> _TASK BRIEF_
From the entries below, copy every line that holds the word "ABCD".

[Dataset entries]
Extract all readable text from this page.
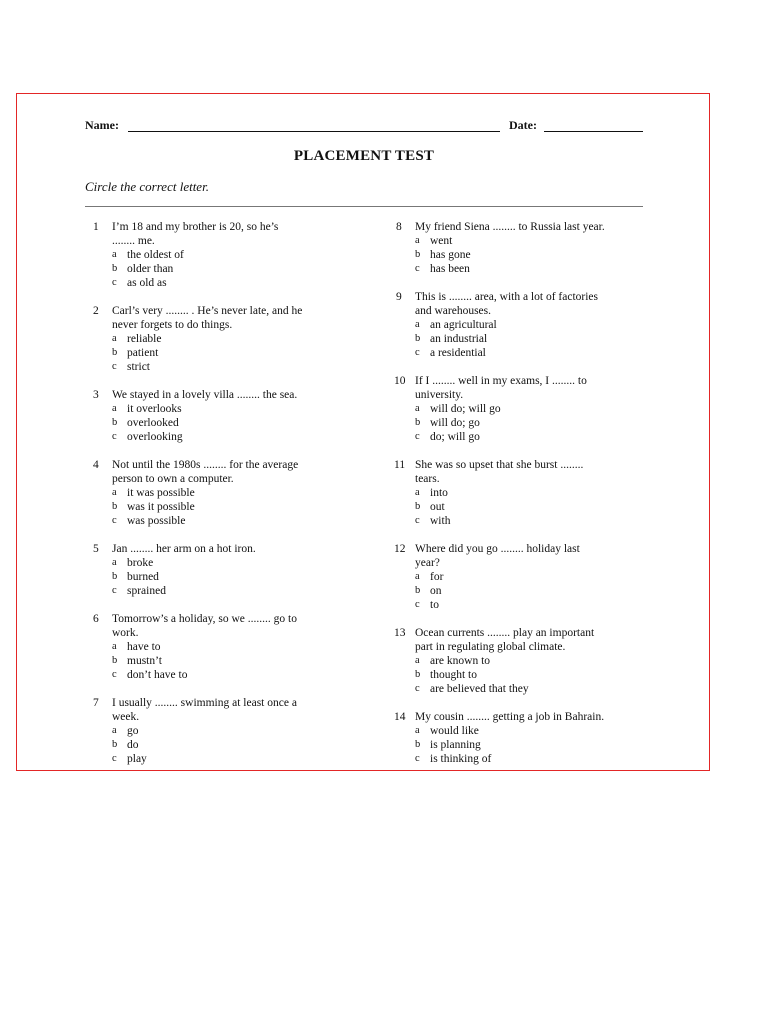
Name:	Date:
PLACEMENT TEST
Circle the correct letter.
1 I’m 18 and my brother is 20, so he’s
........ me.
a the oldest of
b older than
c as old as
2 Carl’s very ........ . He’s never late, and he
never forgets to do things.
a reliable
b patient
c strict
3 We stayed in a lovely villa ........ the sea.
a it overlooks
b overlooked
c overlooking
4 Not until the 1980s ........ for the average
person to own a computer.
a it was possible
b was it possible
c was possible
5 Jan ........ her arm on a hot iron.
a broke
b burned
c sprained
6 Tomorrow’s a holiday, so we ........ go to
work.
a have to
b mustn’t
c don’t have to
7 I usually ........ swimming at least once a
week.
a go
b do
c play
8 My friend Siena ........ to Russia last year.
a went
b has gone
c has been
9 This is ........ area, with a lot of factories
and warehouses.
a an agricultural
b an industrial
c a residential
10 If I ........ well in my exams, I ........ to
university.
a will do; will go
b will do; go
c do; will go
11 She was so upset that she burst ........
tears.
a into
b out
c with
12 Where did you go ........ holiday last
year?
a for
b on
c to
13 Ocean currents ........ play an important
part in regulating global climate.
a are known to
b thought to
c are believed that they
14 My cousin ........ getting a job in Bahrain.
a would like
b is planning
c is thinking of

==

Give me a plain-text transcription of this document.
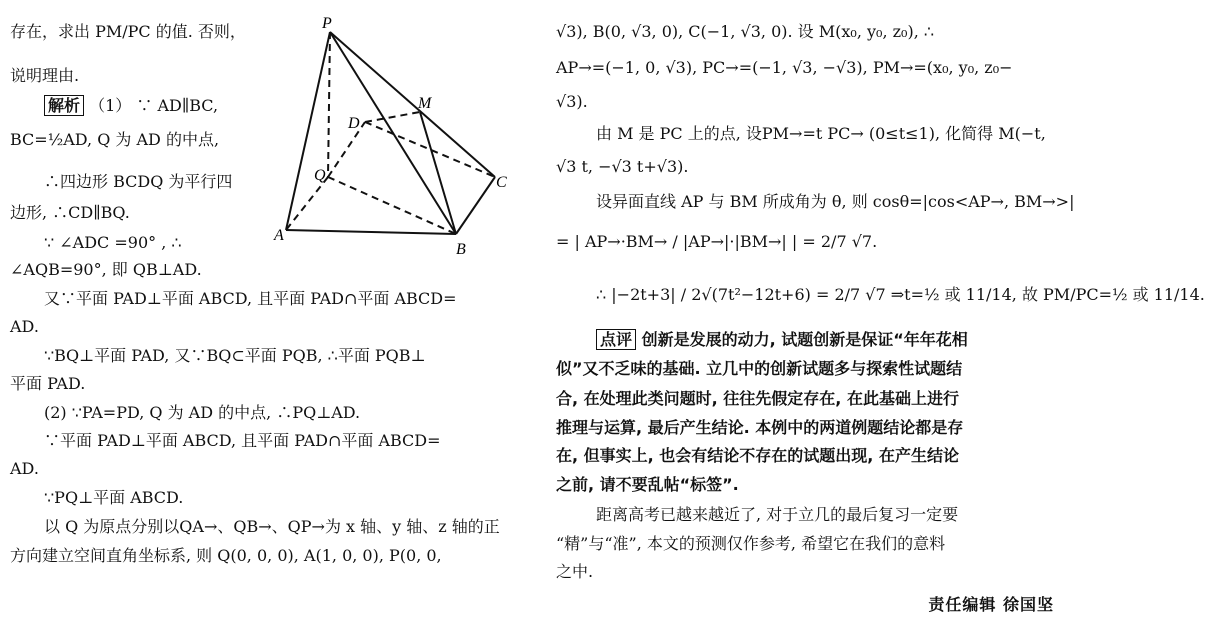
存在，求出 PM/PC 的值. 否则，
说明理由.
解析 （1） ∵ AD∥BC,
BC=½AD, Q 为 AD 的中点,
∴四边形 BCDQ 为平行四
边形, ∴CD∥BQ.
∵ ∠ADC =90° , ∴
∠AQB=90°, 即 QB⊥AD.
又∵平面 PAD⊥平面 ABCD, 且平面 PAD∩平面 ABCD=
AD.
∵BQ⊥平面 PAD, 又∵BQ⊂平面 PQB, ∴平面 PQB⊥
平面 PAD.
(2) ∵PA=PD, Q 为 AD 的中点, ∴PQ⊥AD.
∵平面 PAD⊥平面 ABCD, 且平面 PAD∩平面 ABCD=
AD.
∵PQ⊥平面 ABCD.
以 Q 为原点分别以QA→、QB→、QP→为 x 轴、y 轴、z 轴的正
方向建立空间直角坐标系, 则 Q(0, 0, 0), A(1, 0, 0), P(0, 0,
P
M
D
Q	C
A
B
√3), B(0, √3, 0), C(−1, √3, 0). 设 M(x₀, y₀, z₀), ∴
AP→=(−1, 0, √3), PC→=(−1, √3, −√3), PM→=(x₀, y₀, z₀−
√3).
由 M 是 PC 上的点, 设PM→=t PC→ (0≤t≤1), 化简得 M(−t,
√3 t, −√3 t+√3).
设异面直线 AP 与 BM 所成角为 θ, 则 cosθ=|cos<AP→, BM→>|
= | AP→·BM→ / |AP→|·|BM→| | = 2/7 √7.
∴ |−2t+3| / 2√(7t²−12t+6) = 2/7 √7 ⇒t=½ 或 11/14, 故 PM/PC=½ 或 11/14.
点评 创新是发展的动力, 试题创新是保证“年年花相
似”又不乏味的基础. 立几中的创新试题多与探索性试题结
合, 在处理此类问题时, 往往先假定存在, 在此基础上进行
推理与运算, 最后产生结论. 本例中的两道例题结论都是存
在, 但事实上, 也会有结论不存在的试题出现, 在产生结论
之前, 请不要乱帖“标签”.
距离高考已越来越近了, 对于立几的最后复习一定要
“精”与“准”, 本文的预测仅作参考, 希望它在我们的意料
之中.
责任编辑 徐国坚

==

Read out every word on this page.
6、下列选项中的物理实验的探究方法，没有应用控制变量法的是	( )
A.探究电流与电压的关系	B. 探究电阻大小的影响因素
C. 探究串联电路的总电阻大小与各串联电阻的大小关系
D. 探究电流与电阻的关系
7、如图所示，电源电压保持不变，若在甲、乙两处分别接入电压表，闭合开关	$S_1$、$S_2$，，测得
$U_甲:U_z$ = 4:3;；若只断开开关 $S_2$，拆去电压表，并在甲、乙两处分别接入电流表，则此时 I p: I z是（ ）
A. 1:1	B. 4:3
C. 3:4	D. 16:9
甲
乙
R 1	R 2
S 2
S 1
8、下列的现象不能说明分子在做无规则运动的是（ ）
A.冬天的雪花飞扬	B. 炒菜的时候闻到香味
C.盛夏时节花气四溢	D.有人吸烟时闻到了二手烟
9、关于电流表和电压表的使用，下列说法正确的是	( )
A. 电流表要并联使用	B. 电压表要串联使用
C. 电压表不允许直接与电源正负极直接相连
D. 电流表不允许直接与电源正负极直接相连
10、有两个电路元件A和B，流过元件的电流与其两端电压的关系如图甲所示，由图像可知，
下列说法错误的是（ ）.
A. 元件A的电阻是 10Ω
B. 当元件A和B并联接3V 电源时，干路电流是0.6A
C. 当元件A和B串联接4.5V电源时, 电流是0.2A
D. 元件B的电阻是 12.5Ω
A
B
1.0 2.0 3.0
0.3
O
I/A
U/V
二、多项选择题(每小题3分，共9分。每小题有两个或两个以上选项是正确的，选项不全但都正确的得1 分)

> _CORRECT RESPONSE_
又∵平面 PAD⊥平面 ABCD, 且平面 PAD∩平面 ABCD=
∵平面 PAD⊥平面 ABCD, 且平面 PAD∩平面 ABCD=
∵PQ⊥平面 ABCD.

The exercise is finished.